> Material shown
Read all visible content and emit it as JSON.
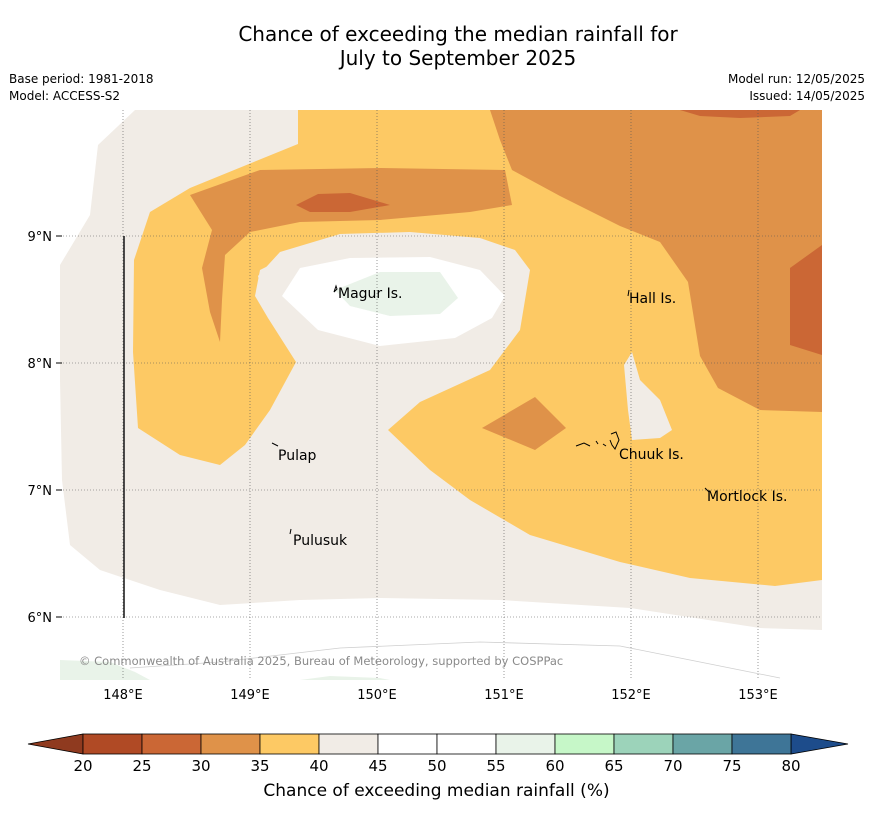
{
  "title": {
    "line1": "Chance of exceeding the median rainfall for",
    "line2": "July to September 2025"
  },
  "meta": {
    "base_period": "Base period: 1981-2018",
    "model": "Model: ACCESS-S2",
    "model_run": "Model run: 12/05/2025",
    "issued": "Issued: 14/05/2025"
  },
  "map": {
    "lon_ticks": [
      "148°E",
      "149°E",
      "150°E",
      "151°E",
      "152°E",
      "153°E"
    ],
    "lat_ticks": [
      "9°N",
      "8°N",
      "7°N",
      "6°N"
    ],
    "places": {
      "magur": "Magur Is.",
      "hall": "Hall Is.",
      "pulap": "Pulap",
      "chuuk": "Chuuk Is.",
      "mortlock": "Mortlock Is.",
      "pulusuk": "Pulusuk"
    },
    "copyright": "© Commonwealth of Australia 2025, Bureau of Meteorology, supported by COSPPac"
  },
  "colorbar": {
    "title": "Chance of exceeding median rainfall (%)",
    "ticks": [
      "20",
      "25",
      "30",
      "35",
      "40",
      "45",
      "50",
      "55",
      "60",
      "65",
      "70",
      "75",
      "80"
    ],
    "colors": [
      "#b04a25",
      "#cb6735",
      "#df9249",
      "#fdc964",
      "#f1ece6",
      "#ffffff",
      "#ffffff",
      "#e9f3e9",
      "#c6f7c8",
      "#9cd3ba",
      "#6aa5a6",
      "#3e7597"
    ],
    "low_extend_color": "#8f3a1f",
    "high_extend_color": "#1d4c8b"
  }
}
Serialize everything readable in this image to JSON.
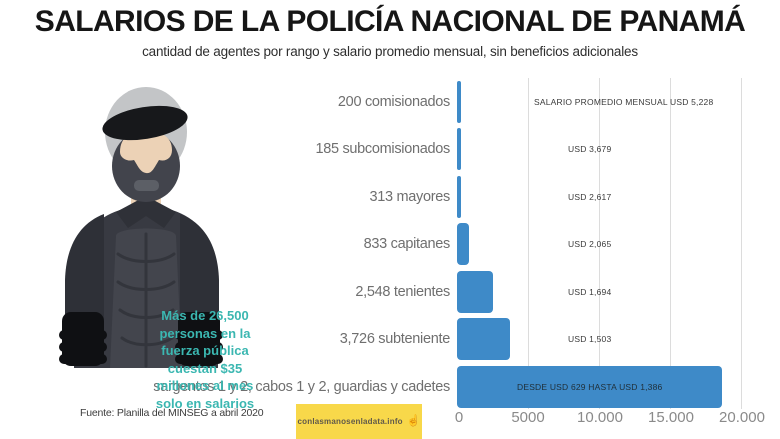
{
  "chart_data": {
    "type": "bar",
    "orientation": "horizontal",
    "title": "SALARIOS DE LA POLICÍA NACIONAL DE PANAMÁ",
    "subtitle": "cantidad de agentes por rango y salario promedio mensual, sin beneficios adicionales",
    "categories": [
      "200 comisionados",
      "185 subcomisionados",
      "313 mayores",
      "833 capitanes",
      "2,548 tenientes",
      "3,726 subteniente",
      "sargentos 1 y 2, cabos 1 y 2, guardias y cadetes"
    ],
    "values": [
      200,
      185,
      313,
      833,
      2548,
      3726,
      18695
    ],
    "bar_labels": [
      "SALARIO PROMEDIO MENSUAL USD 5,228",
      "USD 3,679",
      "USD 2,617",
      "USD 2,065",
      "USD 1,694",
      "USD 1,503",
      "DESDE USD 629 HASTA USD 1,386"
    ],
    "salaries_usd": [
      5228,
      3679,
      2617,
      2065,
      1694,
      1503,
      null
    ],
    "salary_range_last_rank_usd": [
      629,
      1386
    ],
    "xlim": [
      0,
      20000
    ],
    "x_ticks": [
      "0",
      "5000",
      "10.000",
      "15.000",
      "20.000"
    ],
    "x_tick_values": [
      0,
      5000,
      10000,
      15000,
      20000
    ],
    "grid": true,
    "bar_color": "#3e8ac8"
  },
  "annotation": {
    "text": "Más de 26,500 personas en la fuerza pública cuestan $35 millones al mes solo en salarios",
    "color": "#3bb7b1"
  },
  "footer": {
    "source": "Fuente: Planilla del MINSEG a abril 2020",
    "badge_text": "conlasmanosenladata.info"
  },
  "colors": {
    "bar": "#3e8ac8",
    "badge_bg": "#f8d84a",
    "gridline": "#dcdcdc"
  }
}
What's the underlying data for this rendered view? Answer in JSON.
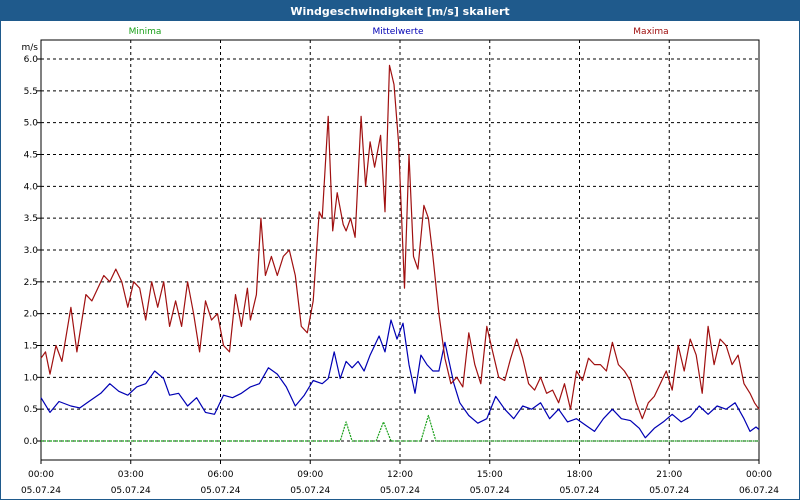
{
  "title": "Windgeschwindigkeit [m/s] skaliert",
  "colors": {
    "header_bg": "#1f5a8c",
    "min": "#1aa01a",
    "mean": "#0000b4",
    "max": "#a01010"
  },
  "chart_data": {
    "type": "line",
    "title": "Windgeschwindigkeit [m/s] skaliert",
    "ylabel": "m/s",
    "ylim": [
      0,
      6.0
    ],
    "xlim_hours": [
      0,
      24
    ],
    "grid": true,
    "legend_placement": "top",
    "y_ticks": [
      "0.0",
      "0.5",
      "1.0",
      "1.5",
      "2.0",
      "2.5",
      "3.0",
      "3.5",
      "4.0",
      "4.5",
      "5.0",
      "5.5",
      "6.0"
    ],
    "x_ticks": [
      {
        "time": "00:00",
        "date": "05.07.24"
      },
      {
        "time": "03:00",
        "date": "05.07.24"
      },
      {
        "time": "06:00",
        "date": "05.07.24"
      },
      {
        "time": "09:00",
        "date": "05.07.24"
      },
      {
        "time": "12:00",
        "date": "05.07.24"
      },
      {
        "time": "15:00",
        "date": "05.07.24"
      },
      {
        "time": "18:00",
        "date": "05.07.24"
      },
      {
        "time": "21:00",
        "date": "05.07.24"
      },
      {
        "time": "00:00",
        "date": "06.07.24"
      }
    ],
    "series": [
      {
        "name": "Minima",
        "color": "#1aa01a",
        "points": [
          [
            0,
            0
          ],
          [
            10,
            0
          ],
          [
            10.2,
            0.3
          ],
          [
            10.4,
            0
          ],
          [
            11.2,
            0
          ],
          [
            11.45,
            0.3
          ],
          [
            11.7,
            0
          ],
          [
            12.7,
            0
          ],
          [
            12.95,
            0.4
          ],
          [
            13.2,
            0
          ],
          [
            24,
            0
          ]
        ]
      },
      {
        "name": "Mittelwerte",
        "color": "#0000b4",
        "points": [
          [
            0.0,
            0.68
          ],
          [
            0.3,
            0.45
          ],
          [
            0.6,
            0.62
          ],
          [
            1.0,
            0.55
          ],
          [
            1.3,
            0.52
          ],
          [
            1.6,
            0.62
          ],
          [
            2.0,
            0.75
          ],
          [
            2.3,
            0.9
          ],
          [
            2.6,
            0.78
          ],
          [
            2.9,
            0.72
          ],
          [
            3.2,
            0.85
          ],
          [
            3.5,
            0.9
          ],
          [
            3.8,
            1.1
          ],
          [
            4.1,
            0.98
          ],
          [
            4.3,
            0.72
          ],
          [
            4.6,
            0.75
          ],
          [
            4.9,
            0.55
          ],
          [
            5.2,
            0.68
          ],
          [
            5.5,
            0.45
          ],
          [
            5.8,
            0.42
          ],
          [
            6.1,
            0.72
          ],
          [
            6.4,
            0.68
          ],
          [
            6.7,
            0.75
          ],
          [
            7.0,
            0.85
          ],
          [
            7.3,
            0.9
          ],
          [
            7.6,
            1.15
          ],
          [
            7.9,
            1.05
          ],
          [
            8.2,
            0.85
          ],
          [
            8.5,
            0.55
          ],
          [
            8.8,
            0.72
          ],
          [
            9.1,
            0.95
          ],
          [
            9.4,
            0.9
          ],
          [
            9.6,
            0.98
          ],
          [
            9.8,
            1.4
          ],
          [
            10.0,
            0.98
          ],
          [
            10.2,
            1.25
          ],
          [
            10.4,
            1.15
          ],
          [
            10.6,
            1.25
          ],
          [
            10.8,
            1.1
          ],
          [
            11.0,
            1.35
          ],
          [
            11.3,
            1.65
          ],
          [
            11.5,
            1.4
          ],
          [
            11.7,
            1.9
          ],
          [
            11.9,
            1.6
          ],
          [
            12.1,
            1.85
          ],
          [
            12.3,
            1.2
          ],
          [
            12.5,
            0.75
          ],
          [
            12.7,
            1.35
          ],
          [
            12.9,
            1.2
          ],
          [
            13.1,
            1.1
          ],
          [
            13.3,
            1.1
          ],
          [
            13.5,
            1.55
          ],
          [
            13.8,
            0.9
          ],
          [
            14.0,
            0.6
          ],
          [
            14.3,
            0.4
          ],
          [
            14.6,
            0.28
          ],
          [
            14.9,
            0.35
          ],
          [
            15.2,
            0.7
          ],
          [
            15.5,
            0.5
          ],
          [
            15.8,
            0.35
          ],
          [
            16.1,
            0.55
          ],
          [
            16.4,
            0.5
          ],
          [
            16.7,
            0.6
          ],
          [
            17.0,
            0.35
          ],
          [
            17.3,
            0.5
          ],
          [
            17.6,
            0.3
          ],
          [
            17.9,
            0.35
          ],
          [
            18.2,
            0.25
          ],
          [
            18.5,
            0.15
          ],
          [
            18.8,
            0.35
          ],
          [
            19.1,
            0.5
          ],
          [
            19.4,
            0.35
          ],
          [
            19.7,
            0.32
          ],
          [
            20.0,
            0.2
          ],
          [
            20.2,
            0.05
          ],
          [
            20.5,
            0.2
          ],
          [
            20.8,
            0.3
          ],
          [
            21.1,
            0.42
          ],
          [
            21.4,
            0.3
          ],
          [
            21.7,
            0.38
          ],
          [
            22.0,
            0.55
          ],
          [
            22.3,
            0.42
          ],
          [
            22.6,
            0.55
          ],
          [
            22.9,
            0.5
          ],
          [
            23.2,
            0.6
          ],
          [
            23.5,
            0.35
          ],
          [
            23.7,
            0.15
          ],
          [
            23.9,
            0.22
          ],
          [
            24.0,
            0.18
          ]
        ]
      },
      {
        "name": "Maxima",
        "color": "#a01010",
        "points": [
          [
            0.0,
            1.3
          ],
          [
            0.15,
            1.4
          ],
          [
            0.3,
            1.05
          ],
          [
            0.5,
            1.5
          ],
          [
            0.7,
            1.25
          ],
          [
            1.0,
            2.1
          ],
          [
            1.2,
            1.4
          ],
          [
            1.5,
            2.3
          ],
          [
            1.7,
            2.2
          ],
          [
            1.9,
            2.4
          ],
          [
            2.1,
            2.6
          ],
          [
            2.3,
            2.5
          ],
          [
            2.5,
            2.7
          ],
          [
            2.7,
            2.5
          ],
          [
            2.9,
            2.1
          ],
          [
            3.1,
            2.5
          ],
          [
            3.3,
            2.4
          ],
          [
            3.5,
            1.9
          ],
          [
            3.7,
            2.5
          ],
          [
            3.9,
            2.1
          ],
          [
            4.1,
            2.5
          ],
          [
            4.3,
            1.8
          ],
          [
            4.5,
            2.2
          ],
          [
            4.7,
            1.8
          ],
          [
            4.9,
            2.5
          ],
          [
            5.1,
            2.0
          ],
          [
            5.3,
            1.4
          ],
          [
            5.5,
            2.2
          ],
          [
            5.7,
            1.9
          ],
          [
            5.9,
            2.0
          ],
          [
            6.1,
            1.5
          ],
          [
            6.3,
            1.4
          ],
          [
            6.5,
            2.3
          ],
          [
            6.7,
            1.8
          ],
          [
            6.9,
            2.4
          ],
          [
            7.0,
            1.9
          ],
          [
            7.2,
            2.3
          ],
          [
            7.35,
            3.5
          ],
          [
            7.5,
            2.6
          ],
          [
            7.7,
            2.9
          ],
          [
            7.9,
            2.6
          ],
          [
            8.1,
            2.9
          ],
          [
            8.3,
            3.0
          ],
          [
            8.5,
            2.6
          ],
          [
            8.7,
            1.8
          ],
          [
            8.9,
            1.7
          ],
          [
            9.1,
            2.2
          ],
          [
            9.3,
            3.6
          ],
          [
            9.4,
            3.5
          ],
          [
            9.6,
            5.1
          ],
          [
            9.75,
            3.3
          ],
          [
            9.9,
            3.9
          ],
          [
            10.1,
            3.4
          ],
          [
            10.2,
            3.3
          ],
          [
            10.35,
            3.5
          ],
          [
            10.5,
            3.2
          ],
          [
            10.7,
            5.1
          ],
          [
            10.85,
            4.0
          ],
          [
            11.0,
            4.7
          ],
          [
            11.15,
            4.3
          ],
          [
            11.35,
            4.8
          ],
          [
            11.5,
            3.6
          ],
          [
            11.65,
            5.9
          ],
          [
            11.8,
            5.6
          ],
          [
            11.95,
            4.7
          ],
          [
            12.15,
            2.4
          ],
          [
            12.3,
            4.5
          ],
          [
            12.45,
            2.9
          ],
          [
            12.6,
            2.7
          ],
          [
            12.8,
            3.7
          ],
          [
            12.95,
            3.5
          ],
          [
            13.1,
            2.9
          ],
          [
            13.3,
            2.0
          ],
          [
            13.5,
            1.3
          ],
          [
            13.7,
            0.9
          ],
          [
            13.9,
            1.0
          ],
          [
            14.1,
            0.85
          ],
          [
            14.3,
            1.7
          ],
          [
            14.5,
            1.2
          ],
          [
            14.7,
            0.9
          ],
          [
            14.9,
            1.8
          ],
          [
            15.1,
            1.4
          ],
          [
            15.3,
            1.0
          ],
          [
            15.5,
            0.95
          ],
          [
            15.7,
            1.3
          ],
          [
            15.9,
            1.6
          ],
          [
            16.1,
            1.3
          ],
          [
            16.3,
            0.9
          ],
          [
            16.5,
            0.8
          ],
          [
            16.7,
            1.0
          ],
          [
            16.9,
            0.75
          ],
          [
            17.1,
            0.8
          ],
          [
            17.3,
            0.6
          ],
          [
            17.5,
            0.9
          ],
          [
            17.7,
            0.5
          ],
          [
            17.9,
            1.1
          ],
          [
            18.1,
            0.95
          ],
          [
            18.3,
            1.3
          ],
          [
            18.5,
            1.2
          ],
          [
            18.7,
            1.2
          ],
          [
            18.9,
            1.1
          ],
          [
            19.1,
            1.55
          ],
          [
            19.3,
            1.2
          ],
          [
            19.5,
            1.1
          ],
          [
            19.7,
            0.95
          ],
          [
            19.9,
            0.6
          ],
          [
            20.1,
            0.35
          ],
          [
            20.3,
            0.6
          ],
          [
            20.5,
            0.7
          ],
          [
            20.7,
            0.9
          ],
          [
            20.9,
            1.1
          ],
          [
            21.1,
            0.8
          ],
          [
            21.3,
            1.5
          ],
          [
            21.5,
            1.1
          ],
          [
            21.7,
            1.6
          ],
          [
            21.9,
            1.35
          ],
          [
            22.1,
            0.75
          ],
          [
            22.3,
            1.8
          ],
          [
            22.5,
            1.2
          ],
          [
            22.7,
            1.6
          ],
          [
            22.9,
            1.5
          ],
          [
            23.1,
            1.2
          ],
          [
            23.3,
            1.35
          ],
          [
            23.5,
            0.9
          ],
          [
            23.7,
            0.75
          ],
          [
            23.85,
            0.6
          ],
          [
            24.0,
            0.5
          ]
        ]
      }
    ]
  }
}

> Direction
Your answer should be one number: how many lines in the material above contain the string "median".

> Problem solution
2